:: Written request ::
Exactly as written, please set down all of the entries again, with no pictures.

··· Extracted data ···

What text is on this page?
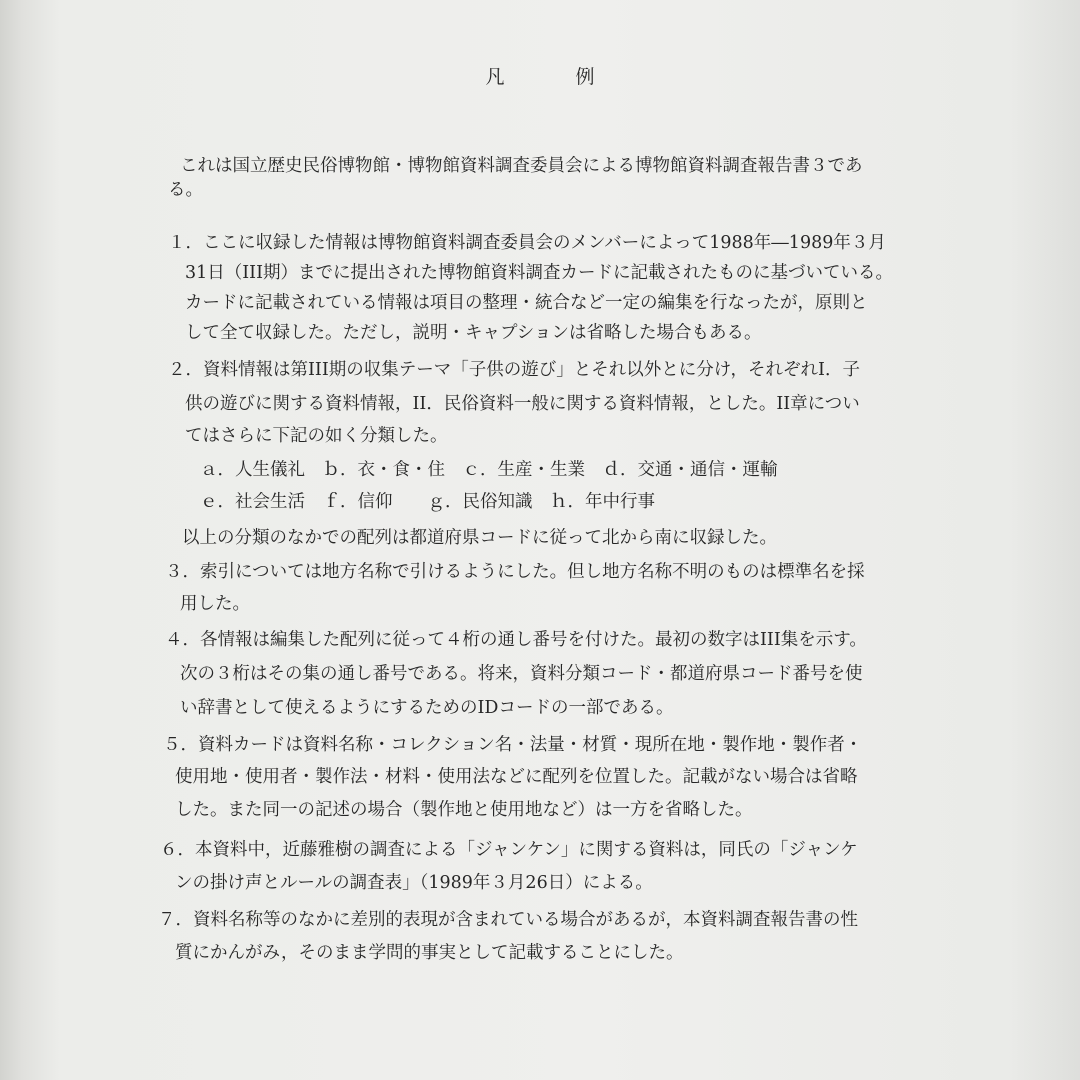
凡　例
これは国立歴史民俗博物館・博物館資料調査委員会による博物館資料調査報告書３であ
る。
１．ここに収録した情報は博物館資料調査委員会のメンバーによって1988年―1989年３月
31日（III期）までに提出された博物館資料調査カードに記載されたものに基づいている。
カードに記載されている情報は項目の整理・統合など一定の編集を行なったが，原則と
して全て収録した。ただし，説明・キャプションは省略した場合もある。
２．資料情報は第III期の収集テーマ「子供の遊び」とそれ以外とに分け，それぞれI．子
供の遊びに関する資料情報，II．民俗資料一般に関する資料情報，とした。II章につい
てはさらに下記の如く分類した。
ａ．人生儀礼　ｂ．衣・食・住　ｃ．生産・生業　ｄ．交通・通信・運輸
ｅ．社会生活　ｆ．信仰　　ｇ．民俗知識　ｈ．年中行事
以上の分類のなかでの配列は都道府県コードに従って北から南に収録した。
３．索引については地方名称で引けるようにした。但し地方名称不明のものは標準名を採
用した。
４．各情報は編集した配列に従って４桁の通し番号を付けた。最初の数字はIII集を示す。
次の３桁はその集の通し番号である。将来，資料分類コード・都道府県コード番号を使
い辞書として使えるようにするためのIDコードの一部である。
５．資料カードは資料名称・コレクション名・法量・材質・現所在地・製作地・製作者・
使用地・使用者・製作法・材料・使用法などに配列を位置した。記載がない場合は省略
した。また同一の記述の場合（製作地と使用地など）は一方を省略した。
６．本資料中，近藤雅樹の調査による「ジャンケン」に関する資料は，同氏の「ジャンケ
ンの掛け声とルールの調査表」（1989年３月26日）による。
７．資料名称等のなかに差別的表現が含まれている場合があるが，本資料調査報告書の性
質にかんがみ，そのまま学問的事実として記載することにした。
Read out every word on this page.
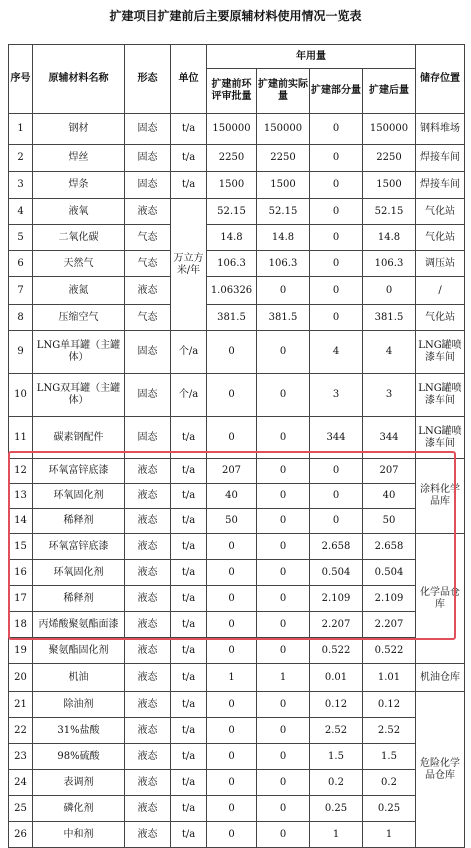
扩建项目扩建前后主要原辅材料使用情况一览表
序号	原辅材料名称	形态	单位	年用量				储存位置
				扩建前环评审批量	扩建前实际量	扩建部分量	扩建后量	
1	钢材	固态	t/a	150000	150000	0	150000	钢料堆场
2	焊丝	固态	t/a	2250	2250	0	2250	焊接车间
3	焊条	固态	t/a	1500	1500	0	1500	焊接车间
4	液氧	液态	万立方米/年	52.15	52.15	0	52.15	气化站
5	二氧化碳	气态		14.8	14.8	0	14.8	气化站
6	天然气	气态		106.3	106.3	0	106.3	调压站
7	液氮	液态		1.06326	0	0	0	/
8	压缩空气	气态		381.5	381.5	0	381.5	气化站
9	LNG单耳罐（主罐体）	固态	个/a	0	0	4	4	LNG罐喷漆车间
10	LNG双耳罐（主罐体）	固态	个/a	0	0	3	3	LNG罐喷漆车间
11	碳素钢配件	固态	t/a	0	0	344	344	LNG罐喷漆车间
12	环氧富锌底漆	液态	t/a	207	0	0	207	涂料化学品库
13	环氧固化剂	液态	t/a	40	0	0	40	
14	稀释剂	液态	t/a	50	0	0	50	
15	环氧富锌底漆	液态	t/a	0	0	2.658	2.658	化学品仓库
16	环氧固化剂	液态	t/a	0	0	0.504	0.504	
17	稀释剂	液态	t/a	0	0	2.109	2.109	
18	丙烯酸聚氨酯面漆	液态	t/a	0	0	2.207	2.207	
19	聚氨酯固化剂	液态	t/a	0	0	0.522	0.522	
20	机油	液态	t/a	1	1	0.01	1.01	机油仓库
21	除油剂	液态	t/a	0	0	0.12	0.12	危险化学品仓库
22	31%盐酸	液态	t/a	0	0	2.52	2.52	
23	98%硫酸	液态	t/a	0	0	1.5	1.5	
24	表调剂	液态	t/a	0	0	0.2	0.2	
25	磷化剂	液态	t/a	0	0	0.25	0.25	
26	中和剂	液态	t/a	0	0	1	1	
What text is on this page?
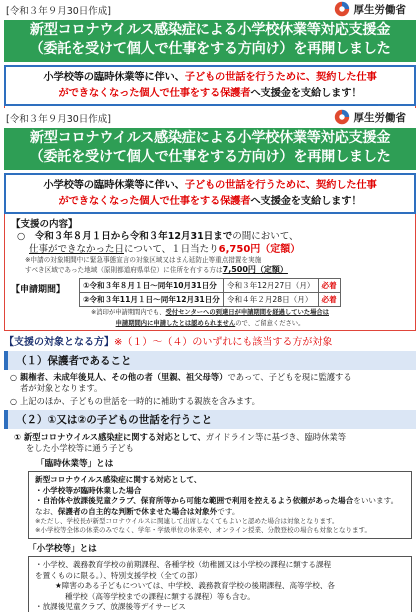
[令和３年９月30日作成]	厚生労働省
新型コロナウイルス感染症による小学校休業等対応支援金
（委託を受けて個人で仕事をする方向け）を再開しました
小学校等の臨時休業等に伴い、子どもの世話を行うために、契約した仕事
ができなくなった個人で仕事をする保護者へ支援金を支給します！
[令和３年９月30日作成]	厚生労働省
新型コロナウイルス感染症による小学校休業等対応支援金
（委託を受けて個人で仕事をする方向け）を再開しました
小学校等の臨時休業等に伴い、子どもの世話を行うために、契約した仕事
ができなくなった個人で仕事をする保護者へ支援金を支給します！
【支援の内容】
○　令和３年８月１日から令和３年12月31日までの間において、
仕事ができなかった日について、１日当たり6,750円（定額）
※申請の対象期間中に緊急事態宣言の対象区域又はまん延防止等重点措置を実施
すべき区域であった地域（原則都道府県単位）に住所を有する方は7,500円（定額）
【申請期間】	①令和３年８月１日～同年10月31日分	令和３年12月27日（月）	必着
②令和３年11月１日～同年12月31日分	令和４年２月28日（月）	必着
※消印が申請期間内でも、受付センターへの到達日が申請期間を経過していた場合は
申請期間内に申請したとは認められませんので、ご留意ください。
【支援の対象となる方】※（１）～（４）のいずれにも該当する方が対象
（１）保護者であること
○ 親権者、未成年後見人、その他の者（里親、祖父母等）であって、子どもを現に監護する
者が対象となります。
○ 上記のほか、子どもの世話を一時的に補助する親族を含みます。
（２）①又は②の子どもの世話を行うこと
① 新型コロナウイルス感染症に関する対応として、ガイドライン等に基づき、臨時休業等
をした小学校等に通う子ども
「臨時休業等」とは
新型コロナウイルス感染症に関する対応として、
・小学校等が臨時休業した場合
・自治体や放課後児童クラブ、保育所等から可能な範囲で利用を控えるよう依頼があった場合をいいます。
なお、保護者の自主的な判断で休ませた場合は対象外です。
※ただし、学校長が新型コロナウイルスに関連して出席しなくてもよいと認めた場合は対象となります。
※小学校等全体の休業のみでなく、学年・学級単位の休業や、オンライン授業、分散登校の場合も対象となります。
「小学校等」とは
・小学校、義務教育学校の前期課程、各種学校（幼稚園又は小学校の課程に類する課程
を置くものに限る。）、特別支援学校（全ての部）
★障害のある子どもについては、中学校、義務教育学校の後期課程、高等学校、各
種学校（高等学校までの課程に類する課程）等も含む。
・放課後児童クラブ、放課後等デイサービス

···

:: Written answer ::
What text is on this page?
凡　例
これは国立歴史民俗博物館・博物館資料調査委員会による博物館資料調査報告書３であ
る。
１．ここに収録した情報は博物館資料調査委員会のメンバーによって1988年―1989年３月
31日（III期）までに提出された博物館資料調査カードに記載されたものに基づいている。
カードに記載されている情報は項目の整理・統合など一定の編集を行なったが，原則と
して全て収録した。ただし，説明・キャプションは省略した場合もある。
２．資料情報は第III期の収集テーマ「子供の遊び」とそれ以外とに分け，それぞれI．子
供の遊びに関する資料情報，II．民俗資料一般に関する資料情報，とした。II章につい
てはさらに下記の如く分類した。
ａ．人生儀礼　ｂ．衣・食・住　ｃ．生産・生業　ｄ．交通・通信・運輸
ｅ．社会生活　ｆ．信仰　　ｇ．民俗知識　ｈ．年中行事
以上の分類のなかでの配列は都道府県コードに従って北から南に収録した。
３．索引については地方名称で引けるようにした。但し地方名称不明のものは標準名を採
用した。
４．各情報は編集した配列に従って４桁の通し番号を付けた。最初の数字はIII集を示す。
次の３桁はその集の通し番号である。将来，資料分類コード・都道府県コード番号を使
い辞書として使えるようにするためのIDコードの一部である。
５．資料カードは資料名称・コレクション名・法量・材質・現所在地・製作地・製作者・
使用地・使用者・製作法・材料・使用法などに配列を位置した。記載がない場合は省略
した。また同一の記述の場合（製作地と使用地など）は一方を省略した。
６．本資料中，近藤雅樹の調査による「ジャンケン」に関する資料は，同氏の「ジャンケ
ンの掛け声とルールの調査表」（1989年３月26日）による。
７．資料名称等のなかに差別的表現が含まれている場合があるが，本資料調査報告書の性
質にかんがみ，そのまま学問的事実として記載することにした。
Read out every word on this page.
扩建项目扩建前后主要原辅材料使用情况一览表
序号	原辅材料名称	形态	单位	年用量				储存位置
				扩建前环评审批量	扩建前实际量	扩建部分量	扩建后量	
1	钢材	固态	t/a	150000	150000	0	150000	钢料堆场
2	焊丝	固态	t/a	2250	2250	0	2250	焊接车间
3	焊条	固态	t/a	1500	1500	0	1500	焊接车间
4	液氧	液态	万立方米/年	52.15	52.15	0	52.15	气化站
5	二氧化碳	气态		14.8	14.8	0	14.8	气化站
6	天然气	气态		106.3	106.3	0	106.3	调压站
7	液氮	液态		1.06326	0	0	0	/
8	压缩空气	气态		381.5	381.5	0	381.5	气化站
9	LNG单耳罐（主罐体）	固态	个/a	0	0	4	4	LNG罐喷漆车间
10	LNG双耳罐（主罐体）	固态	个/a	0	0	3	3	LNG罐喷漆车间
11	碳素钢配件	固态	t/a	0	0	344	344	LNG罐喷漆车间
12	环氧富锌底漆	液态	t/a	207	0	0	207	涂料化学品库
13	环氧固化剂	液态	t/a	40	0	0	40	
14	稀释剂	液态	t/a	50	0	0	50	
15	环氧富锌底漆	液态	t/a	0	0	2.658	2.658	化学品仓库
16	环氧固化剂	液态	t/a	0	0	0.504	0.504	
17	稀释剂	液态	t/a	0	0	2.109	2.109	
18	丙烯酸聚氨酯面漆	液态	t/a	0	0	2.207	2.207	
19	聚氨酯固化剂	液态	t/a	0	0	0.522	0.522	
20	机油	液态	t/a	1	1	0.01	1.01	机油仓库
21	除油剂	液态	t/a	0	0	0.12	0.12	危险化学品仓库
22	31%盐酸	液态	t/a	0	0	2.52	2.52	
23	98%硫酸	液态	t/a	0	0	1.5	1.5	
24	表调剂	液态	t/a	0	0	0.2	0.2	
25	磷化剂	液态	t/a	0	0	0.25	0.25	
26	中和剂	液态	t/a	0	0	1	1	
What text is on this page?
[令和３年９月30日作成]	厚生労働省
新型コロナウイルス感染症による小学校休業等対応支援金
（委託を受けて個人で仕事をする方向け）を再開しました
小学校等の臨時休業等に伴い、子どもの世話を行うために、契約した仕事
ができなくなった個人で仕事をする保護者へ支援金を支給します！
[令和３年９月30日作成]	厚生労働省
新型コロナウイルス感染症による小学校休業等対応支援金
（委託を受けて個人で仕事をする方向け）を再開しました
小学校等の臨時休業等に伴い、子どもの世話を行うために、契約した仕事
ができなくなった個人で仕事をする保護者へ支援金を支給します！
【支援の内容】
○　令和３年８月１日から令和３年12月31日までの間において、
仕事ができなかった日について、１日当たり6,750円（定額）
※申請の対象期間中に緊急事態宣言の対象区域又はまん延防止等重点措置を実施
すべき区域であった地域（原則都道府県単位）に住所を有する方は7,500円（定額）
【申請期間】	①令和３年８月１日～同年10月31日分	令和３年12月27日（月）	必着
②令和３年11月１日～同年12月31日分	令和４年２月28日（月）	必着
※消印が申請期間内でも、受付センターへの到達日が申請期間を経過していた場合は
申請期間内に申請したとは認められませんので、ご留意ください。
【支援の対象となる方】※（１）～（４）のいずれにも該当する方が対象
（１）保護者であること
○ 親権者、未成年後見人、その他の者（里親、祖父母等）であって、子どもを現に監護する
者が対象となります。
○ 上記のほか、子どもの世話を一時的に補助する親族を含みます。
（２）①又は②の子どもの世話を行うこと
① 新型コロナウイルス感染症に関する対応として、ガイドライン等に基づき、臨時休業等
をした小学校等に通う子ども
「臨時休業等」とは
新型コロナウイルス感染症に関する対応として、
・小学校等が臨時休業した場合
・自治体や放課後児童クラブ、保育所等から可能な範囲で利用を控えるよう依頼があった場合をいいます。
なお、保護者の自主的な判断で休ませた場合は対象外です。
※ただし、学校長が新型コロナウイルスに関連して出席しなくてもよいと認めた場合は対象となります。
※小学校等全体の休業のみでなく、学年・学級単位の休業や、オンライン授業、分散登校の場合も対象となります。
「小学校等」とは
・小学校、義務教育学校の前期課程、各種学校（幼稚園又は小学校の課程に類する課程
を置くものに限る。）、特別支援学校（全ての部）
★障害のある子どもについては、中学校、義務教育学校の後期課程、高等学校、各
種学校（高等学校までの課程に類する課程）等も含む。
・放課後児童クラブ、放課後等デイサービス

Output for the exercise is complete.